Return all of the entries word for word, but omit the pictures they contain.

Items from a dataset
════════════════

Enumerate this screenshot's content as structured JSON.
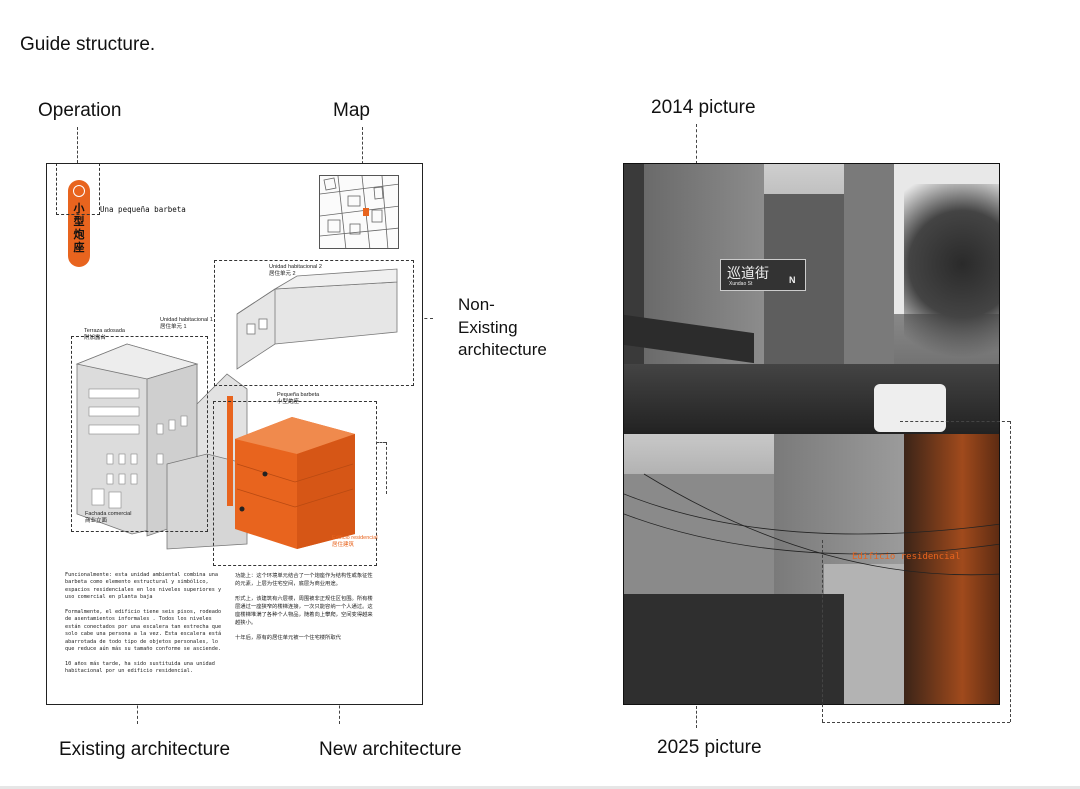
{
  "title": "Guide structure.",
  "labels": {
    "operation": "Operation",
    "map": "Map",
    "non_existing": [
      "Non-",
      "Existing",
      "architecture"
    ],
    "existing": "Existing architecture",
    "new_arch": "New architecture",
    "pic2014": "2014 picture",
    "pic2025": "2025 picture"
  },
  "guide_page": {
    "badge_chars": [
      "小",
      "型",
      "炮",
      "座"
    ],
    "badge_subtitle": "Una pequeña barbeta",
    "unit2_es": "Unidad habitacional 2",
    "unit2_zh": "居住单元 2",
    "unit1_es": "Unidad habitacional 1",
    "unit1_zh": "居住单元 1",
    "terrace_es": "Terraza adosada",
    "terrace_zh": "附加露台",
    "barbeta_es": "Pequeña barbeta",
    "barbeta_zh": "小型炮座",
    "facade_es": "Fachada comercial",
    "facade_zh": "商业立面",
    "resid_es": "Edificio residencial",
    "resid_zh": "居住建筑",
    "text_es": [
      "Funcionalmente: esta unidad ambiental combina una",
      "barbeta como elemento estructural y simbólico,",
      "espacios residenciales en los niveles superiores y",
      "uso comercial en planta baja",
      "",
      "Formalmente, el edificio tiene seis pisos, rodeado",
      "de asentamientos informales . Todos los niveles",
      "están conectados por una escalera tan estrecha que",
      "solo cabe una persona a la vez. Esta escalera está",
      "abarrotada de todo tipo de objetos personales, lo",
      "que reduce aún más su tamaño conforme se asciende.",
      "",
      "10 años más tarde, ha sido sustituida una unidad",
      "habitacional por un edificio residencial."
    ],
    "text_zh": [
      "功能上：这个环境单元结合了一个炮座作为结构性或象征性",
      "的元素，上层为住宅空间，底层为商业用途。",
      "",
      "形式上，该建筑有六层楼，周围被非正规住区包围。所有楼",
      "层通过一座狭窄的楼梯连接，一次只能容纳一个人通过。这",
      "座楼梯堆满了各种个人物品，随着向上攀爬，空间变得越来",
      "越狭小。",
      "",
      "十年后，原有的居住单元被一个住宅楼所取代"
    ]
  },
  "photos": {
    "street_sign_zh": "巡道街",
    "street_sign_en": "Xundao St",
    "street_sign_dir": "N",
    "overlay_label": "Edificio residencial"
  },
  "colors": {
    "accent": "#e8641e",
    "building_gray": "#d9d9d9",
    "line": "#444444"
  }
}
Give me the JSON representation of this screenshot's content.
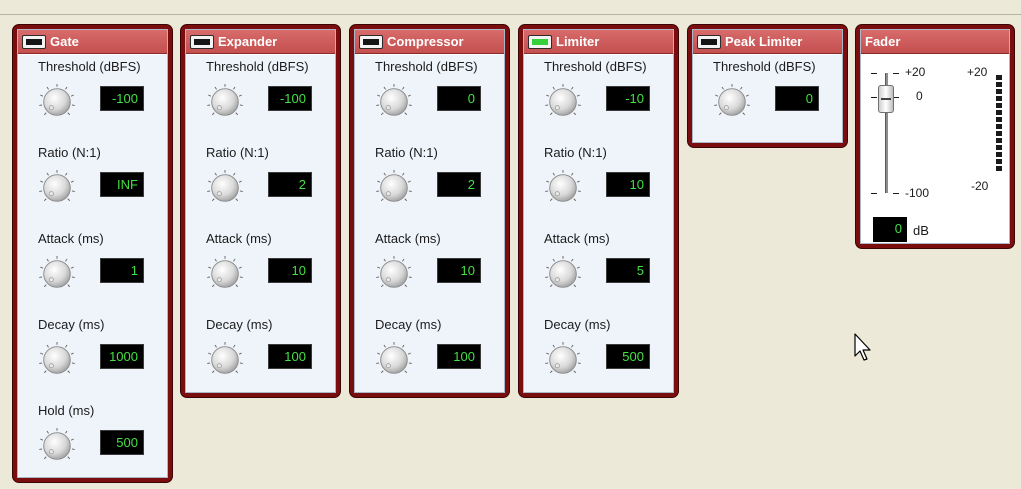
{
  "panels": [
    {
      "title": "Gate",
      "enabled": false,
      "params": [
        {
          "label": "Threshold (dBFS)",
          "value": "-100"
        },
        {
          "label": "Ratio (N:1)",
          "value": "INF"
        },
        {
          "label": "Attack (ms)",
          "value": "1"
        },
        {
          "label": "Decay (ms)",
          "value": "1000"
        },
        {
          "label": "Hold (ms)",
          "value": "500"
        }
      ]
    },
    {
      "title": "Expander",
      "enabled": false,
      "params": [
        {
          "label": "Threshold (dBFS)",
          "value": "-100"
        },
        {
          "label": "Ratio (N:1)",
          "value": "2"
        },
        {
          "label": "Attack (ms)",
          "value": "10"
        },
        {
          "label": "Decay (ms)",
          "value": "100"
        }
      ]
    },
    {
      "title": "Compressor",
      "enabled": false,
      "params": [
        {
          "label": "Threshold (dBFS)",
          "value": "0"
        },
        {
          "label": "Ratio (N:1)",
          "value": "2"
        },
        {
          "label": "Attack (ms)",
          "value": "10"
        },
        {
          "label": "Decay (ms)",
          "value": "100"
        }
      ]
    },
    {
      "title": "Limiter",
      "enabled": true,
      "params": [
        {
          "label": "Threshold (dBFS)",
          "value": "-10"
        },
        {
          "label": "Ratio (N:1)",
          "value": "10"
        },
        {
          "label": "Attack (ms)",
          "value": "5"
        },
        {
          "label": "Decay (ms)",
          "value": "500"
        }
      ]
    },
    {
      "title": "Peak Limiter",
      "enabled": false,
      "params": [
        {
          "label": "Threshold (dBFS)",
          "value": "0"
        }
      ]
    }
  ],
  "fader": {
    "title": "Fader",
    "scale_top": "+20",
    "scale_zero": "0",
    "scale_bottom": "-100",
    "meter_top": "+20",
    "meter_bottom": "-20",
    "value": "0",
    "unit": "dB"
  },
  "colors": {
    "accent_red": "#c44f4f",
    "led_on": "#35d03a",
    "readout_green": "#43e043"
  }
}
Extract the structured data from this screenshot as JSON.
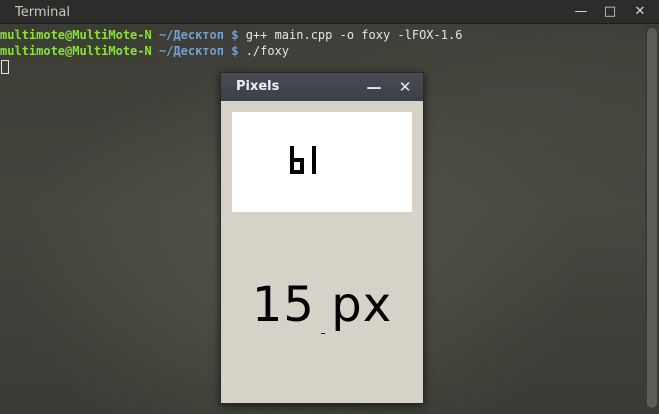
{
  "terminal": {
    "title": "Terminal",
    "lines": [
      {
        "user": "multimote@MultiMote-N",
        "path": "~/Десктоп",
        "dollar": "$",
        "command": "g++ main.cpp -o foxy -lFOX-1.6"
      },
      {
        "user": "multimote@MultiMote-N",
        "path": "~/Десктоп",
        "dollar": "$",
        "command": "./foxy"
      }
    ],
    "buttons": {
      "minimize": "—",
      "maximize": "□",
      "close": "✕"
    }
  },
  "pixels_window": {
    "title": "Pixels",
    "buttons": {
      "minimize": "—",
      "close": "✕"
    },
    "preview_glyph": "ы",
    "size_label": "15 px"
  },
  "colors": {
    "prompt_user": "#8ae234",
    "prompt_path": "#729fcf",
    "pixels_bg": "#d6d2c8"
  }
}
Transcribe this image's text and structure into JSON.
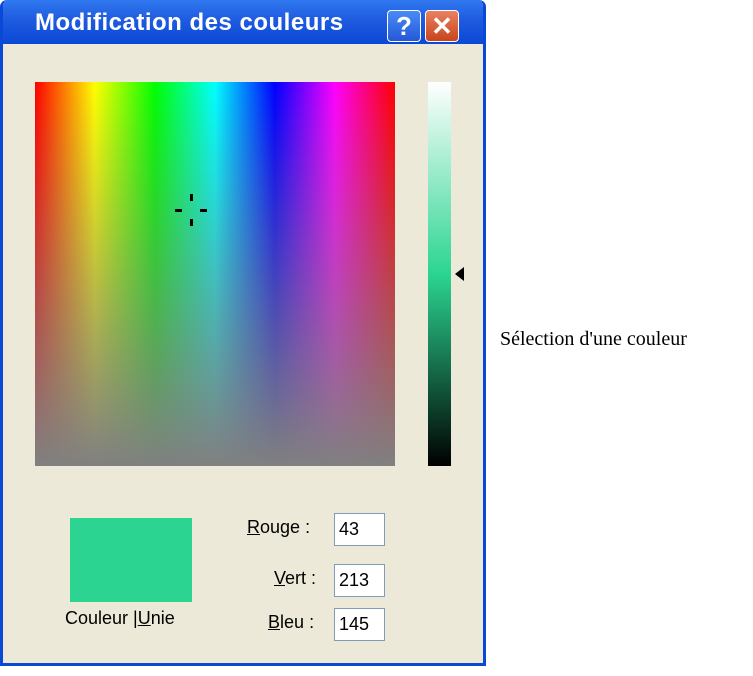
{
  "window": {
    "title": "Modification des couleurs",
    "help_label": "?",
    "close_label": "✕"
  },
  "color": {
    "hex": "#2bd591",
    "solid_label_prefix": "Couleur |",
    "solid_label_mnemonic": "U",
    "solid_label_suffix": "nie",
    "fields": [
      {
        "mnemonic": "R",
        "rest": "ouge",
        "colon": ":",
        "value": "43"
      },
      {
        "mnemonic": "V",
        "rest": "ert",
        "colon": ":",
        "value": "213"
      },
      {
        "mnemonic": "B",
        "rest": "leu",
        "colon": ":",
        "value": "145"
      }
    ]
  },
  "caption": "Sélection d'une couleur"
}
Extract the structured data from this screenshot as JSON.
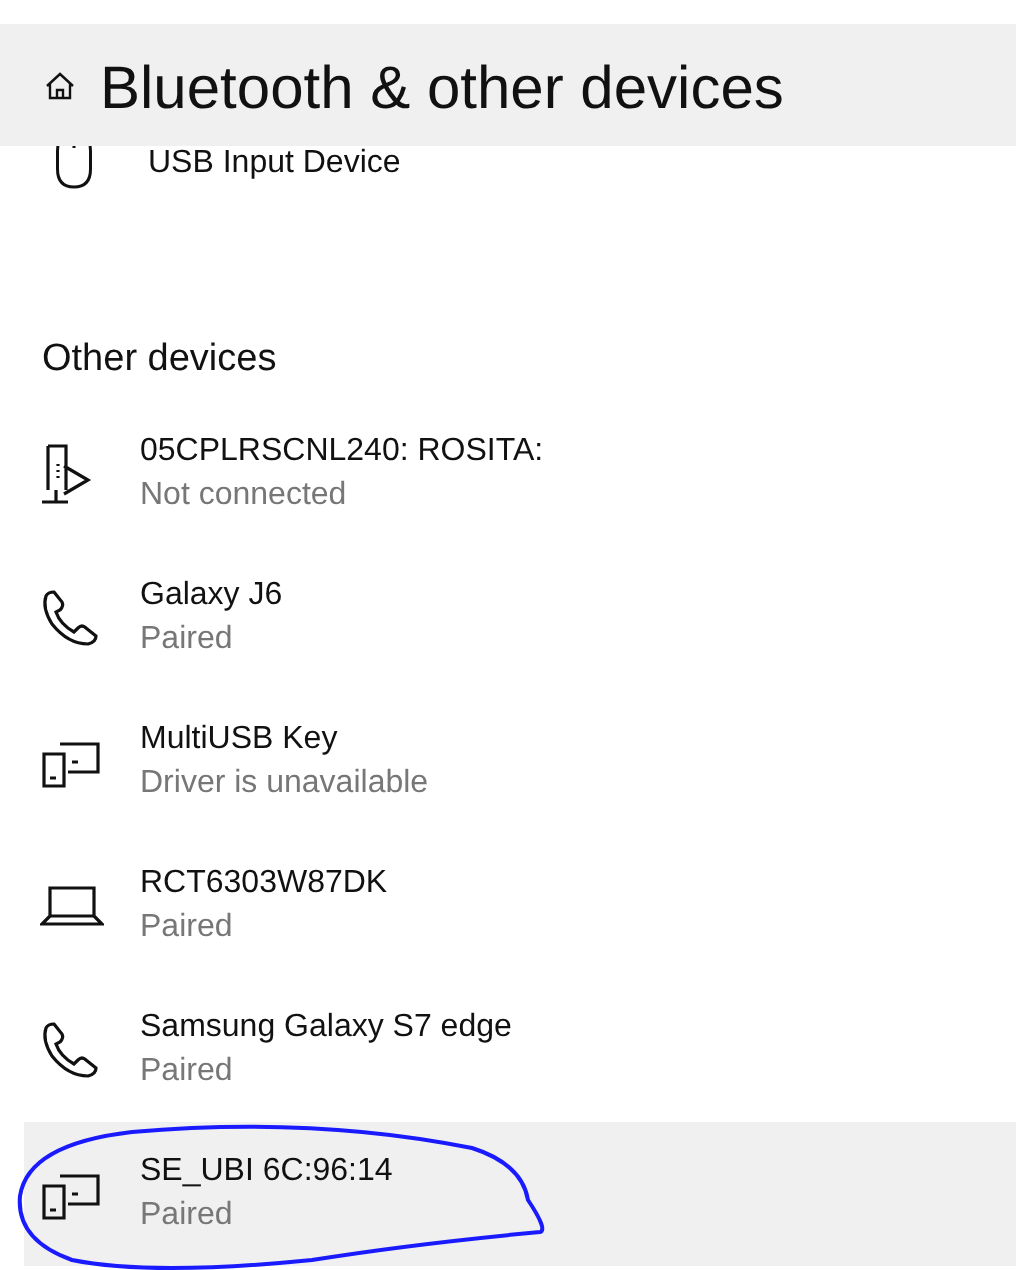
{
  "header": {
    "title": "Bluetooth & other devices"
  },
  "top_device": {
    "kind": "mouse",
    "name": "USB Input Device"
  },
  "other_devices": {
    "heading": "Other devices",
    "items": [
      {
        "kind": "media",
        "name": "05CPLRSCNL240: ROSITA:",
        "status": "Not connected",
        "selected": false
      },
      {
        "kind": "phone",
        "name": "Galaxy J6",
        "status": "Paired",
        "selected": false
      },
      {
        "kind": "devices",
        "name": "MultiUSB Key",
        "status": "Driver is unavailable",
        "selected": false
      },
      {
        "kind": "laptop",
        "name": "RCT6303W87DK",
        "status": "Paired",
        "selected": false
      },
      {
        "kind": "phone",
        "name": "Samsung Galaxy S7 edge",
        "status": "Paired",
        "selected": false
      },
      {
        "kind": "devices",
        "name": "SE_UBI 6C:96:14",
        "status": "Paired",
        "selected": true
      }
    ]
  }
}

════════════════

◆ **The response**:
Enumerate this screenshot's content as structured JSON.
{
  "title": "Guide structure.",
  "labels": {
    "operation": "Operation",
    "map": "Map",
    "non_existing": [
      "Non-",
      "Existing",
      "architecture"
    ],
    "existing": "Existing architecture",
    "new_arch": "New architecture",
    "pic2014": "2014 picture",
    "pic2025": "2025 picture"
  },
  "guide_page": {
    "badge_chars": [
      "小",
      "型",
      "炮",
      "座"
    ],
    "badge_subtitle": "Una pequeña barbeta",
    "unit2_es": "Unidad habitacional 2",
    "unit2_zh": "居住单元 2",
    "unit1_es": "Unidad habitacional 1",
    "unit1_zh": "居住单元 1",
    "terrace_es": "Terraza adosada",
    "terrace_zh": "附加露台",
    "barbeta_es": "Pequeña barbeta",
    "barbeta_zh": "小型炮座",
    "facade_es": "Fachada comercial",
    "facade_zh": "商业立面",
    "resid_es": "Edificio residencial",
    "resid_zh": "居住建筑",
    "text_es": [
      "Funcionalmente: esta unidad ambiental combina una",
      "barbeta como elemento estructural y simbólico,",
      "espacios residenciales en los niveles superiores y",
      "uso comercial en planta baja",
      "",
      "Formalmente, el edificio tiene seis pisos, rodeado",
      "de asentamientos informales . Todos los niveles",
      "están conectados por una escalera tan estrecha que",
      "solo cabe una persona a la vez. Esta escalera está",
      "abarrotada de todo tipo de objetos personales, lo",
      "que reduce aún más su tamaño conforme se asciende.",
      "",
      "10 años más tarde, ha sido sustituida una unidad",
      "habitacional por un edificio residencial."
    ],
    "text_zh": [
      "功能上：这个环境单元结合了一个炮座作为结构性或象征性",
      "的元素，上层为住宅空间，底层为商业用途。",
      "",
      "形式上，该建筑有六层楼，周围被非正规住区包围。所有楼",
      "层通过一座狭窄的楼梯连接，一次只能容纳一个人通过。这",
      "座楼梯堆满了各种个人物品，随着向上攀爬，空间变得越来",
      "越狭小。",
      "",
      "十年后，原有的居住单元被一个住宅楼所取代"
    ]
  },
  "photos": {
    "street_sign_zh": "巡道街",
    "street_sign_en": "Xundao St",
    "street_sign_dir": "N",
    "overlay_label": "Edificio residencial"
  },
  "colors": {
    "accent": "#e8641e",
    "building_gray": "#d9d9d9",
    "line": "#444444"
  }
}
Give me the JSON representation of this screenshot's content.
{
  "panels": [
    {
      "title": "Gate",
      "enabled": false,
      "params": [
        {
          "label": "Threshold (dBFS)",
          "value": "-100"
        },
        {
          "label": "Ratio (N:1)",
          "value": "INF"
        },
        {
          "label": "Attack (ms)",
          "value": "1"
        },
        {
          "label": "Decay (ms)",
          "value": "1000"
        },
        {
          "label": "Hold (ms)",
          "value": "500"
        }
      ]
    },
    {
      "title": "Expander",
      "enabled": false,
      "params": [
        {
          "label": "Threshold (dBFS)",
          "value": "-100"
        },
        {
          "label": "Ratio (N:1)",
          "value": "2"
        },
        {
          "label": "Attack (ms)",
          "value": "10"
        },
        {
          "label": "Decay (ms)",
          "value": "100"
        }
      ]
    },
    {
      "title": "Compressor",
      "enabled": false,
      "params": [
        {
          "label": "Threshold (dBFS)",
          "value": "0"
        },
        {
          "label": "Ratio (N:1)",
          "value": "2"
        },
        {
          "label": "Attack (ms)",
          "value": "10"
        },
        {
          "label": "Decay (ms)",
          "value": "100"
        }
      ]
    },
    {
      "title": "Limiter",
      "enabled": true,
      "params": [
        {
          "label": "Threshold (dBFS)",
          "value": "-10"
        },
        {
          "label": "Ratio (N:1)",
          "value": "10"
        },
        {
          "label": "Attack (ms)",
          "value": "5"
        },
        {
          "label": "Decay (ms)",
          "value": "500"
        }
      ]
    },
    {
      "title": "Peak Limiter",
      "enabled": false,
      "params": [
        {
          "label": "Threshold (dBFS)",
          "value": "0"
        }
      ]
    }
  ],
  "fader": {
    "title": "Fader",
    "scale_top": "+20",
    "scale_zero": "0",
    "scale_bottom": "-100",
    "meter_top": "+20",
    "meter_bottom": "-20",
    "value": "0",
    "unit": "dB"
  },
  "colors": {
    "accent_red": "#c44f4f",
    "led_on": "#35d03a",
    "readout_green": "#43e043"
  }
}
Extract the structured data from this screenshot as JSON.
{
  "terminal": {
    "title": "Terminal",
    "lines": [
      {
        "user": "multimote@MultiMote-N",
        "path": "~/Десктоп",
        "dollar": "$",
        "command": "g++ main.cpp -o foxy -lFOX-1.6"
      },
      {
        "user": "multimote@MultiMote-N",
        "path": "~/Десктоп",
        "dollar": "$",
        "command": "./foxy"
      }
    ],
    "buttons": {
      "minimize": "—",
      "maximize": "□",
      "close": "✕"
    }
  },
  "pixels_window": {
    "title": "Pixels",
    "buttons": {
      "minimize": "—",
      "close": "✕"
    },
    "preview_glyph": "ы",
    "size_label": "15 px"
  },
  "colors": {
    "prompt_user": "#8ae234",
    "prompt_path": "#729fcf",
    "pixels_bg": "#d6d2c8"
  }
}
Transcribe this image's text and structure into JSON.
{
  "window": {
    "title": "Modification des couleurs",
    "help_label": "?",
    "close_label": "✕"
  },
  "color": {
    "hex": "#2bd591",
    "solid_label_prefix": "Couleur |",
    "solid_label_mnemonic": "U",
    "solid_label_suffix": "nie",
    "fields": [
      {
        "mnemonic": "R",
        "rest": "ouge",
        "colon": ":",
        "value": "43"
      },
      {
        "mnemonic": "V",
        "rest": "ert",
        "colon": ":",
        "value": "213"
      },
      {
        "mnemonic": "B",
        "rest": "leu",
        "colon": ":",
        "value": "145"
      }
    ]
  },
  "caption": "Sélection d'une couleur"
}
Extract the structured data from this screenshot as JSON.
{
  "header": {
    "title": "Bluetooth & other devices"
  },
  "top_device": {
    "kind": "mouse",
    "name": "USB Input Device"
  },
  "other_devices": {
    "heading": "Other devices",
    "items": [
      {
        "kind": "media",
        "name": "05CPLRSCNL240: ROSITA:",
        "status": "Not connected",
        "selected": false
      },
      {
        "kind": "phone",
        "name": "Galaxy J6",
        "status": "Paired",
        "selected": false
      },
      {
        "kind": "devices",
        "name": "MultiUSB Key",
        "status": "Driver is unavailable",
        "selected": false
      },
      {
        "kind": "laptop",
        "name": "RCT6303W87DK",
        "status": "Paired",
        "selected": false
      },
      {
        "kind": "phone",
        "name": "Samsung Galaxy S7 edge",
        "status": "Paired",
        "selected": false
      },
      {
        "kind": "devices",
        "name": "SE_UBI 6C:96:14",
        "status": "Paired",
        "selected": true
      }
    ]
  }
}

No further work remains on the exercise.